## start

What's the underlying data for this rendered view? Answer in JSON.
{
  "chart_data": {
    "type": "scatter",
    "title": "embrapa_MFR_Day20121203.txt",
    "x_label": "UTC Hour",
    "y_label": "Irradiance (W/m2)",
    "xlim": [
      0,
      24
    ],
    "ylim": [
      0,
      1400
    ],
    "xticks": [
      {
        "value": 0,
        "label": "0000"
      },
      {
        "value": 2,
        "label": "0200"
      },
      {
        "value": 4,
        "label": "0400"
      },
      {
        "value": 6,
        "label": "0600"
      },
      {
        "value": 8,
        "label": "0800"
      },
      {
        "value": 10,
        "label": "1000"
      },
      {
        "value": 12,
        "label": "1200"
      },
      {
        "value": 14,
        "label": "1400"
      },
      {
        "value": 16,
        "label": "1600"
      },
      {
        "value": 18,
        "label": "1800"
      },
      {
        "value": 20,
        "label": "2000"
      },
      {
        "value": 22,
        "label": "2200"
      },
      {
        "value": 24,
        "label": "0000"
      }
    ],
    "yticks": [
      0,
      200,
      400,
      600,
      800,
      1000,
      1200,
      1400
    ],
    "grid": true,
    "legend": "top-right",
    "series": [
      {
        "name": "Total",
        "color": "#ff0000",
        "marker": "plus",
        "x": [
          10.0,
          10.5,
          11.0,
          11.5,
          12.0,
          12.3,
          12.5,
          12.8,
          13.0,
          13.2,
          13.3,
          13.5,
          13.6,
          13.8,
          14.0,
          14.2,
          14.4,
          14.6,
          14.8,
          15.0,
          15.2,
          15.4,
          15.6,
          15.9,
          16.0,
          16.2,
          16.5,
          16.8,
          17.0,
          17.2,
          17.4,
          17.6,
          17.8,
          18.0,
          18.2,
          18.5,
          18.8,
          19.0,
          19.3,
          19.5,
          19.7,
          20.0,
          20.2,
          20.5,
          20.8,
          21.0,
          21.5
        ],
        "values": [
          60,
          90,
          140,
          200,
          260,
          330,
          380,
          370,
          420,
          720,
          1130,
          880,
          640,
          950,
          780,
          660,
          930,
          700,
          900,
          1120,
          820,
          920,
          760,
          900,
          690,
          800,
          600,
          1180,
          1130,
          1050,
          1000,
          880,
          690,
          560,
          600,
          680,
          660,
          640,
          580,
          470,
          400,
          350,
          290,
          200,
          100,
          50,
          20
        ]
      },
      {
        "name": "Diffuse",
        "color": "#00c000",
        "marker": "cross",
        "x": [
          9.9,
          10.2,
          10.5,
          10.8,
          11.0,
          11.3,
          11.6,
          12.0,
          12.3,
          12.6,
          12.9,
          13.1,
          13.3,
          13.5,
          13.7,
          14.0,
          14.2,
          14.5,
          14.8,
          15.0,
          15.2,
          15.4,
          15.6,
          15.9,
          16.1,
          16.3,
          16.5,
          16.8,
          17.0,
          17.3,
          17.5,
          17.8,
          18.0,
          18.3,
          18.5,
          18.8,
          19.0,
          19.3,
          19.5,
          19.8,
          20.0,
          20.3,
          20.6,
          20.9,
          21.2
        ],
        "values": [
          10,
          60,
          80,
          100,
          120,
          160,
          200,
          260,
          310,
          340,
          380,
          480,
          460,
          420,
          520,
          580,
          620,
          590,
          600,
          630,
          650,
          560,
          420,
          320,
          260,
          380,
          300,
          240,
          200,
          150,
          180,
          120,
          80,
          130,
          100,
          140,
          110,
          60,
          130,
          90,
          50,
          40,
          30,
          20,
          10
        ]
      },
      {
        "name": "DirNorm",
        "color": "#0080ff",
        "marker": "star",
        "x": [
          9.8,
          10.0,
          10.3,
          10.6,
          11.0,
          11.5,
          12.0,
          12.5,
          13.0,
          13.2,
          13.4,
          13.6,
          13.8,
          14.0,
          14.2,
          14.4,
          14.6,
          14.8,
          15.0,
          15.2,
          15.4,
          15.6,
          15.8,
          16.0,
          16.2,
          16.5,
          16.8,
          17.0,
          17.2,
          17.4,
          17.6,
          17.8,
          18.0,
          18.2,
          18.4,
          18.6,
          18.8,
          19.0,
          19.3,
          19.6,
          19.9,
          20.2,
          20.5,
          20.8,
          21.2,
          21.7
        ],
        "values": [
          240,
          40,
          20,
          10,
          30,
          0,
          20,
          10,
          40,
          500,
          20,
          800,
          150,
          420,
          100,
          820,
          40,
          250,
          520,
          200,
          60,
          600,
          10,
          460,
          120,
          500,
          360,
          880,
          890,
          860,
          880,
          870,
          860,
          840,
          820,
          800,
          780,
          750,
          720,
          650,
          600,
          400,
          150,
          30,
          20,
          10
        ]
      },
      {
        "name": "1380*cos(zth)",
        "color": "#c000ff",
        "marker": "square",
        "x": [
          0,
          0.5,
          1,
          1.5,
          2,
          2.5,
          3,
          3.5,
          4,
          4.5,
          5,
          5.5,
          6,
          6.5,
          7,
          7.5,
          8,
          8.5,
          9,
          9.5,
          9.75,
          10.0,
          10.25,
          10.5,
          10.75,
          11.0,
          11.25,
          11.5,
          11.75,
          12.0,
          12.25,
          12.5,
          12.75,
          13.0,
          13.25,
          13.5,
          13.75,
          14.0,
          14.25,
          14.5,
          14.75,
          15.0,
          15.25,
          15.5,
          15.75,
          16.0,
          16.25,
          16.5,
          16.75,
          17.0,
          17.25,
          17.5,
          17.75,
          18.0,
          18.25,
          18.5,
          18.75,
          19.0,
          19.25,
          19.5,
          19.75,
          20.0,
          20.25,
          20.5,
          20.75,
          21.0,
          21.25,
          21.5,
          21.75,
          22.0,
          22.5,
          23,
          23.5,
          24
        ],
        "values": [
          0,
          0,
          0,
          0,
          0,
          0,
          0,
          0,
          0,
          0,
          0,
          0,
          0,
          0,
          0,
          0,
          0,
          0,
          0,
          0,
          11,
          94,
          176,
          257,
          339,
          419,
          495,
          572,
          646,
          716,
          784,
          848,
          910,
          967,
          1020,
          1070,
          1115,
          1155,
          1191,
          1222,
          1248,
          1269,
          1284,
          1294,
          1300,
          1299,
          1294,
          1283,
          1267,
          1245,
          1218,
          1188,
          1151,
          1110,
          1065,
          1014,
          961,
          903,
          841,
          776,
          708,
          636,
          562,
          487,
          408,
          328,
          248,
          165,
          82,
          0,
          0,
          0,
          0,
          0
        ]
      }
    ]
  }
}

## end

Please copy out each record, character for character.

What's the underlying data for this rendered view? Answer in JSON.
{
  "chart_data": {
    "type": "scatter",
    "title": "embrapa_MFR_Day20121203.txt",
    "x_label": "UTC Hour",
    "y_label": "Irradiance (W/m2)",
    "xlim": [
      0,
      24
    ],
    "ylim": [
      0,
      1400
    ],
    "xticks": [
      {
        "value": 0,
        "label": "0000"
      },
      {
        "value": 2,
        "label": "0200"
      },
      {
        "value": 4,
        "label": "0400"
      },
      {
        "value": 6,
        "label": "0600"
      },
      {
        "value": 8,
        "label": "0800"
      },
      {
        "value": 10,
        "label": "1000"
      },
      {
        "value": 12,
        "label": "1200"
      },
      {
        "value": 14,
        "label": "1400"
      },
      {
        "value": 16,
        "label": "1600"
      },
      {
        "value": 18,
        "label": "1800"
      },
      {
        "value": 20,
        "label": "2000"
      },
      {
        "value": 22,
        "label": "2200"
      },
      {
        "value": 24,
        "label": "0000"
      }
    ],
    "yticks": [
      0,
      200,
      400,
      600,
      800,
      1000,
      1200,
      1400
    ],
    "grid": true,
    "legend": "top-right",
    "series": [
      {
        "name": "Total",
        "color": "#ff0000",
        "marker": "plus",
        "x": [
          10.0,
          10.5,
          11.0,
          11.5,
          12.0,
          12.3,
          12.5,
          12.8,
          13.0,
          13.2,
          13.3,
          13.5,
          13.6,
          13.8,
          14.0,
          14.2,
          14.4,
          14.6,
          14.8,
          15.0,
          15.2,
          15.4,
          15.6,
          15.9,
          16.0,
          16.2,
          16.5,
          16.8,
          17.0,
          17.2,
          17.4,
          17.6,
          17.8,
          18.0,
          18.2,
          18.5,
          18.8,
          19.0,
          19.3,
          19.5,
          19.7,
          20.0,
          20.2,
          20.5,
          20.8,
          21.0,
          21.5
        ],
        "values": [
          60,
          90,
          140,
          200,
          260,
          330,
          380,
          370,
          420,
          720,
          1130,
          880,
          640,
          950,
          780,
          660,
          930,
          700,
          900,
          1120,
          820,
          920,
          760,
          900,
          690,
          800,
          600,
          1180,
          1130,
          1050,
          1000,
          880,
          690,
          560,
          600,
          680,
          660,
          640,
          580,
          470,
          400,
          350,
          290,
          200,
          100,
          50,
          20
        ]
      },
      {
        "name": "Diffuse",
        "color": "#00c000",
        "marker": "cross",
        "x": [
          9.9,
          10.2,
          10.5,
          10.8,
          11.0,
          11.3,
          11.6,
          12.0,
          12.3,
          12.6,
          12.9,
          13.1,
          13.3,
          13.5,
          13.7,
          14.0,
          14.2,
          14.5,
          14.8,
          15.0,
          15.2,
          15.4,
          15.6,
          15.9,
          16.1,
          16.3,
          16.5,
          16.8,
          17.0,
          17.3,
          17.5,
          17.8,
          18.0,
          18.3,
          18.5,
          18.8,
          19.0,
          19.3,
          19.5,
          19.8,
          20.0,
          20.3,
          20.6,
          20.9,
          21.2
        ],
        "values": [
          10,
          60,
          80,
          100,
          120,
          160,
          200,
          260,
          310,
          340,
          380,
          480,
          460,
          420,
          520,
          580,
          620,
          590,
          600,
          630,
          650,
          560,
          420,
          320,
          260,
          380,
          300,
          240,
          200,
          150,
          180,
          120,
          80,
          130,
          100,
          140,
          110,
          60,
          130,
          90,
          50,
          40,
          30,
          20,
          10
        ]
      },
      {
        "name": "DirNorm",
        "color": "#0080ff",
        "marker": "star",
        "x": [
          9.8,
          10.0,
          10.3,
          10.6,
          11.0,
          11.5,
          12.0,
          12.5,
          13.0,
          13.2,
          13.4,
          13.6,
          13.8,
          14.0,
          14.2,
          14.4,
          14.6,
          14.8,
          15.0,
          15.2,
          15.4,
          15.6,
          15.8,
          16.0,
          16.2,
          16.5,
          16.8,
          17.0,
          17.2,
          17.4,
          17.6,
          17.8,
          18.0,
          18.2,
          18.4,
          18.6,
          18.8,
          19.0,
          19.3,
          19.6,
          19.9,
          20.2,
          20.5,
          20.8,
          21.2,
          21.7
        ],
        "values": [
          240,
          40,
          20,
          10,
          30,
          0,
          20,
          10,
          40,
          500,
          20,
          800,
          150,
          420,
          100,
          820,
          40,
          250,
          520,
          200,
          60,
          600,
          10,
          460,
          120,
          500,
          360,
          880,
          890,
          860,
          880,
          870,
          860,
          840,
          820,
          800,
          780,
          750,
          720,
          650,
          600,
          400,
          150,
          30,
          20,
          10
        ]
      },
      {
        "name": "1380*cos(zth)",
        "color": "#c000ff",
        "marker": "square",
        "x": [
          0,
          0.5,
          1,
          1.5,
          2,
          2.5,
          3,
          3.5,
          4,
          4.5,
          5,
          5.5,
          6,
          6.5,
          7,
          7.5,
          8,
          8.5,
          9,
          9.5,
          9.75,
          10.0,
          10.25,
          10.5,
          10.75,
          11.0,
          11.25,
          11.5,
          11.75,
          12.0,
          12.25,
          12.5,
          12.75,
          13.0,
          13.25,
          13.5,
          13.75,
          14.0,
          14.25,
          14.5,
          14.75,
          15.0,
          15.25,
          15.5,
          15.75,
          16.0,
          16.25,
          16.5,
          16.75,
          17.0,
          17.25,
          17.5,
          17.75,
          18.0,
          18.25,
          18.5,
          18.75,
          19.0,
          19.25,
          19.5,
          19.75,
          20.0,
          20.25,
          20.5,
          20.75,
          21.0,
          21.25,
          21.5,
          21.75,
          22.0,
          22.5,
          23,
          23.5,
          24
        ],
        "values": [
          0,
          0,
          0,
          0,
          0,
          0,
          0,
          0,
          0,
          0,
          0,
          0,
          0,
          0,
          0,
          0,
          0,
          0,
          0,
          0,
          11,
          94,
          176,
          257,
          339,
          419,
          495,
          572,
          646,
          716,
          784,
          848,
          910,
          967,
          1020,
          1070,
          1115,
          1155,
          1191,
          1222,
          1248,
          1269,
          1284,
          1294,
          1300,
          1299,
          1294,
          1283,
          1267,
          1245,
          1218,
          1188,
          1151,
          1110,
          1065,
          1014,
          961,
          903,
          841,
          776,
          708,
          636,
          562,
          487,
          408,
          328,
          248,
          165,
          82,
          0,
          0,
          0,
          0,
          0
        ]
      }
    ]
  }
}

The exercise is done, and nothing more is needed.